**Stated goal**
Only lines with the word "sigma" are needed; collect each of them from the listing below.
[begin Input material]
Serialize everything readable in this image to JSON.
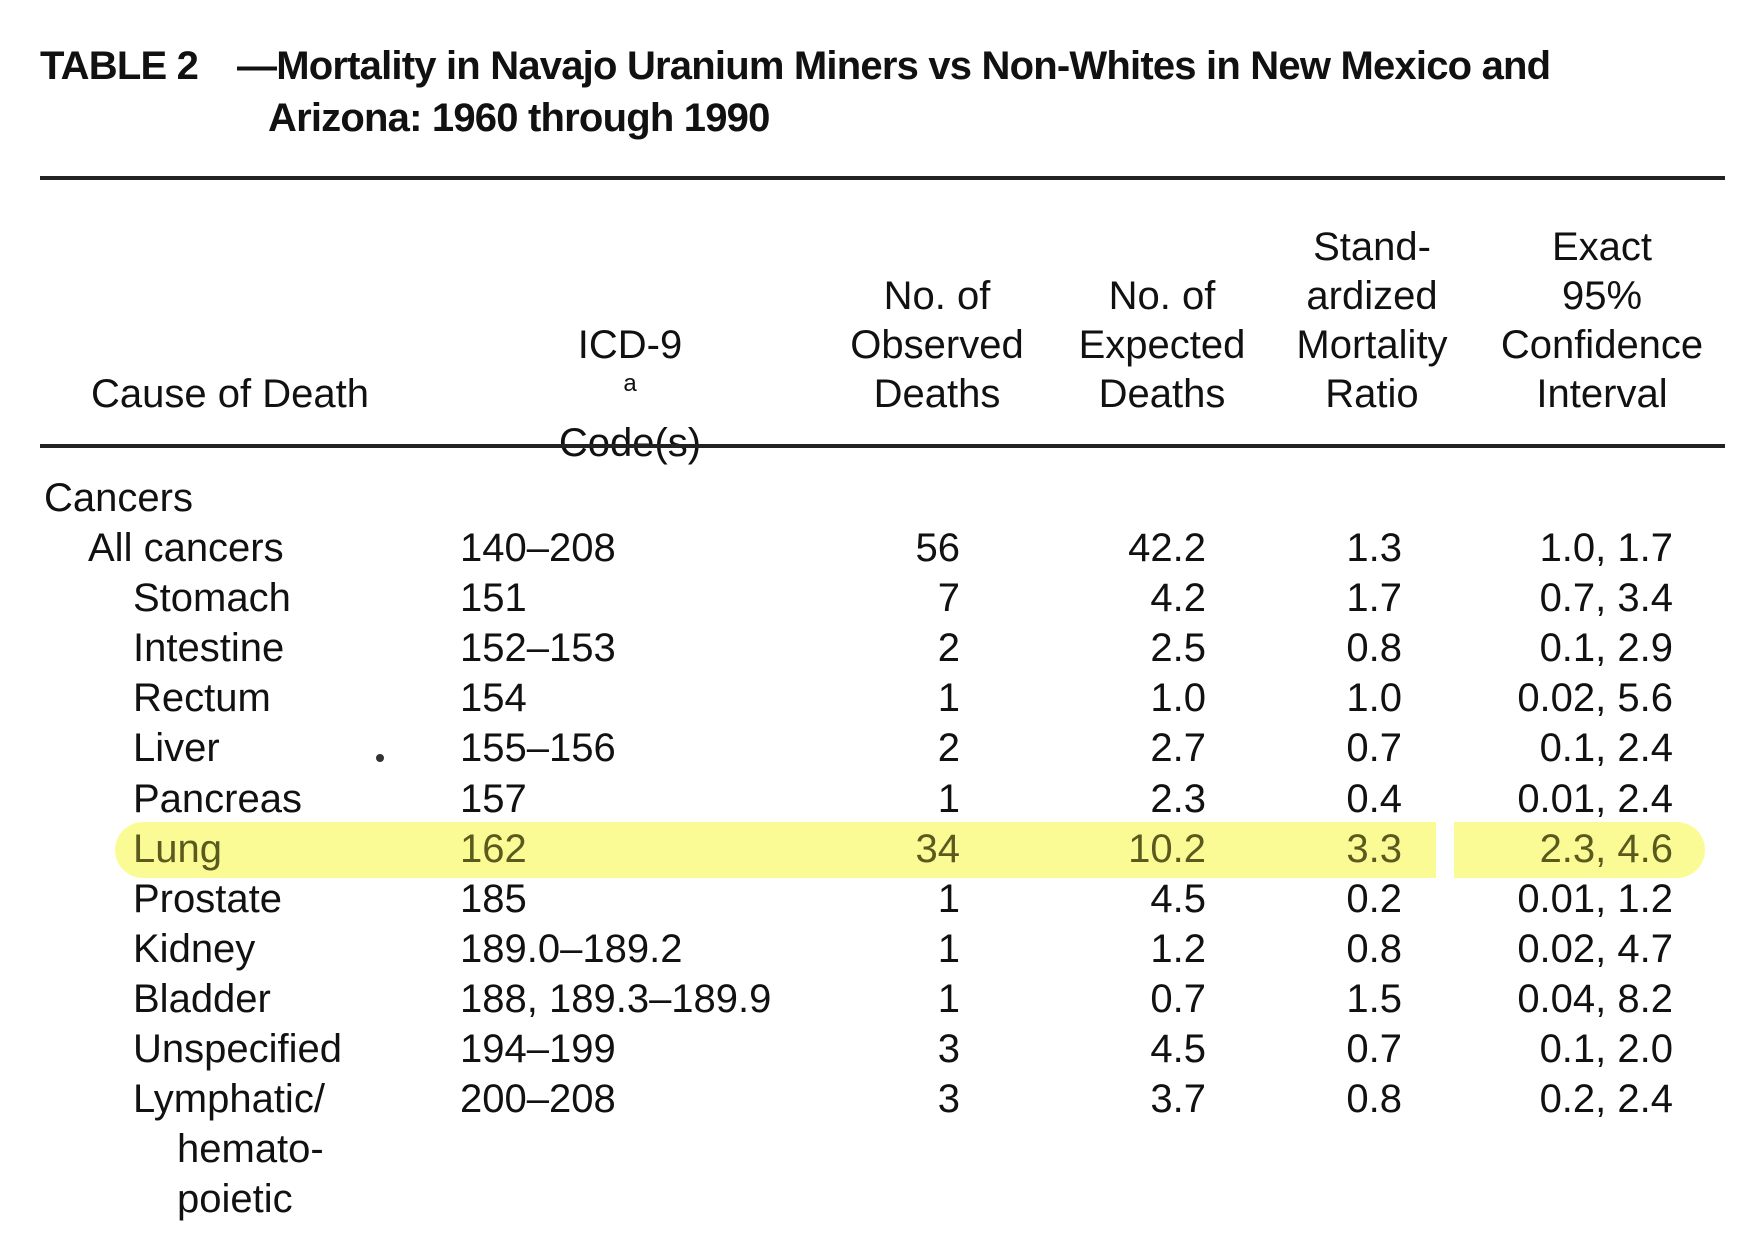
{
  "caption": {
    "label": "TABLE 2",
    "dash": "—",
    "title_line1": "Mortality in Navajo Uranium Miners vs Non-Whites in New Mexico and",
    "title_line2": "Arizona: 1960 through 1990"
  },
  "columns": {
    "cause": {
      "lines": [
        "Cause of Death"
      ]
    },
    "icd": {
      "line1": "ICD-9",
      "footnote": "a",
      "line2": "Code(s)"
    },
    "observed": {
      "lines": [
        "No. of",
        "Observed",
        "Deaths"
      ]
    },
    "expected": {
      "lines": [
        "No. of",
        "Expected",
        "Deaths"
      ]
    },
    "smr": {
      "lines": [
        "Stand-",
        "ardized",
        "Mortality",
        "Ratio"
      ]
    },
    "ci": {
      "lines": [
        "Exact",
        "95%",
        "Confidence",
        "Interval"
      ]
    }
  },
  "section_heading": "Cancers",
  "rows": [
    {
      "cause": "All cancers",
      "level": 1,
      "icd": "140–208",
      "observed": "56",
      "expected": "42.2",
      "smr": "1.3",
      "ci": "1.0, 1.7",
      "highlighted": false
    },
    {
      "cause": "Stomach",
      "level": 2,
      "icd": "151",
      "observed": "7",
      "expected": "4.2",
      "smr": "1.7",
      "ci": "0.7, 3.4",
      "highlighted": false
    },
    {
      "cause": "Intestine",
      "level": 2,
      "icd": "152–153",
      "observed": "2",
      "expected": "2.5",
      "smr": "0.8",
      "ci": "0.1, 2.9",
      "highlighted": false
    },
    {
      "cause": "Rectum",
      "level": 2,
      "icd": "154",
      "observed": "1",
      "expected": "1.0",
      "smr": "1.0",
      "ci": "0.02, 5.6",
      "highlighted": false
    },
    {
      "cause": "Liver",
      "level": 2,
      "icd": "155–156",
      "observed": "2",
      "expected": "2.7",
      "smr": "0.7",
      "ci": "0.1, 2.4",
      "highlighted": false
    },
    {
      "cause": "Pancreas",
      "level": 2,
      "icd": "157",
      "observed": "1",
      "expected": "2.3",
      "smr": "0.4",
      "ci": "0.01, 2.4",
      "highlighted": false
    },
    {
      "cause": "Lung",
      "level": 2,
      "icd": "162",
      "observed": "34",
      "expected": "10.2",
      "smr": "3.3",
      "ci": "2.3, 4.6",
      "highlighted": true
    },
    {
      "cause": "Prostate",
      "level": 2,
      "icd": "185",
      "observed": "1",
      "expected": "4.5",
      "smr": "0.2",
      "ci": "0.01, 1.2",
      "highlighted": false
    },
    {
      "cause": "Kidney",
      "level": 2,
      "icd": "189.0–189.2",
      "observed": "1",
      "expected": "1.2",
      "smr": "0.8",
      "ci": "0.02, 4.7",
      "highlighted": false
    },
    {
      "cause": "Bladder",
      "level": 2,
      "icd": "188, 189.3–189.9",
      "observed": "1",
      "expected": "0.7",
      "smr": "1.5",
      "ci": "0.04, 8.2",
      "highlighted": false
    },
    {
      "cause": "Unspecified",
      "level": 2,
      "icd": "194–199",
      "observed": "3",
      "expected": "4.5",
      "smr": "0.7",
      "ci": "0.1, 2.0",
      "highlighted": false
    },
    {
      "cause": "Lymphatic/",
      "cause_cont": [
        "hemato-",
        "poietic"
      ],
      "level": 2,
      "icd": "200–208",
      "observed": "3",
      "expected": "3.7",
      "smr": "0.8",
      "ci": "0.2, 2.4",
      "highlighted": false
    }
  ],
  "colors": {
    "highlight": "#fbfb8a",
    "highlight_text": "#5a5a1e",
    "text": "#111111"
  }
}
[end Input material]
[begin Input material]
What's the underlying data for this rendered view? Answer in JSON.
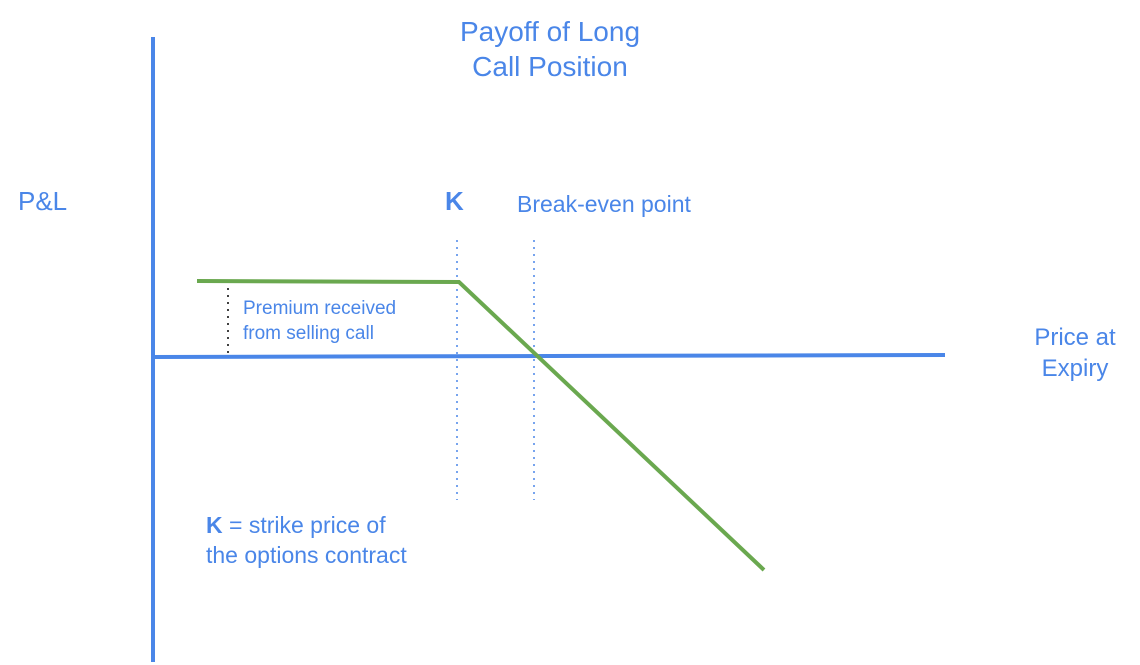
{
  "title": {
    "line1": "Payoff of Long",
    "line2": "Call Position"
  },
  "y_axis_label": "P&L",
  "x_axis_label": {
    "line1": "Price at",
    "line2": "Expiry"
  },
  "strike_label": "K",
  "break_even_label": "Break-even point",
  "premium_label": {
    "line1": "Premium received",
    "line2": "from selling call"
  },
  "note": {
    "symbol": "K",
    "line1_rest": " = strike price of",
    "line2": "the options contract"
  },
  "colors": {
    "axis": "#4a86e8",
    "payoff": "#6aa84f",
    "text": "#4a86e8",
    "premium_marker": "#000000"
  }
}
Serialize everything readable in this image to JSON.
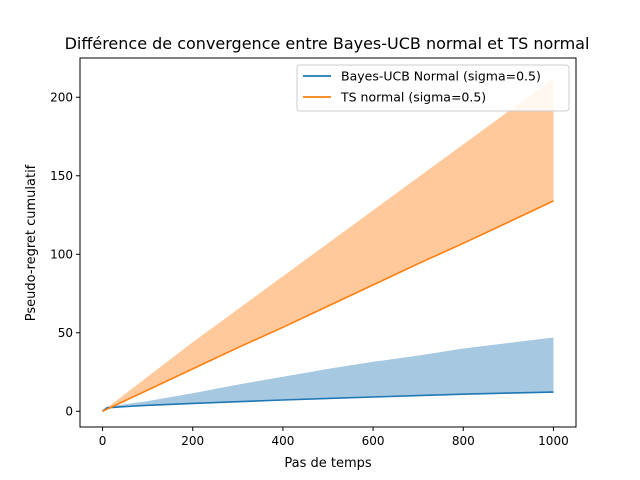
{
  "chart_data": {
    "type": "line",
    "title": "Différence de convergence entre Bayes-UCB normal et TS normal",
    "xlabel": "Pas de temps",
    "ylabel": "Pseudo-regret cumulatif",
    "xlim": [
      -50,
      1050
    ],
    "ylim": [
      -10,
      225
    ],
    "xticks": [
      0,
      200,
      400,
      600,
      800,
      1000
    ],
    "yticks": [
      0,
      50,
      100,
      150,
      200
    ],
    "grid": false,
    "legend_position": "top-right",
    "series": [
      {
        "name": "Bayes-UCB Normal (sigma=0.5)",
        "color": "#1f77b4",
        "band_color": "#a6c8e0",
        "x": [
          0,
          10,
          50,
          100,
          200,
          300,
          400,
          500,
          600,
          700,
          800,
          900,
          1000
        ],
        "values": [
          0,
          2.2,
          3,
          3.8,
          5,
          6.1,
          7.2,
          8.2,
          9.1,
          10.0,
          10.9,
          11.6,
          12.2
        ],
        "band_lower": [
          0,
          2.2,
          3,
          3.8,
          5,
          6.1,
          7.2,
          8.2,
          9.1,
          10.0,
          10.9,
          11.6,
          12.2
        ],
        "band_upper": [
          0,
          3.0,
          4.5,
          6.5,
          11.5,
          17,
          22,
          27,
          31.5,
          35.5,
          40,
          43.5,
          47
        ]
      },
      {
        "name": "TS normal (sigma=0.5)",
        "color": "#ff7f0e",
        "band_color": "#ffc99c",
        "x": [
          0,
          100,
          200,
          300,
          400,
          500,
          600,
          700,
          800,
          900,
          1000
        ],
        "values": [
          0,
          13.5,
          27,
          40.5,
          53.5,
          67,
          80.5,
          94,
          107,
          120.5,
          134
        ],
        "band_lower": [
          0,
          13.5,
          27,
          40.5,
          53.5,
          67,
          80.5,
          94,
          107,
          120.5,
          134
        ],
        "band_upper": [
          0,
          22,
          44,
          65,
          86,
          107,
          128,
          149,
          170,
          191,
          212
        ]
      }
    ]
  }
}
[end Input material]
**Complete response**
        "name": "Bayes-UCB Normal (sigma=0.5)",
        "name": "TS normal (sigma=0.5)",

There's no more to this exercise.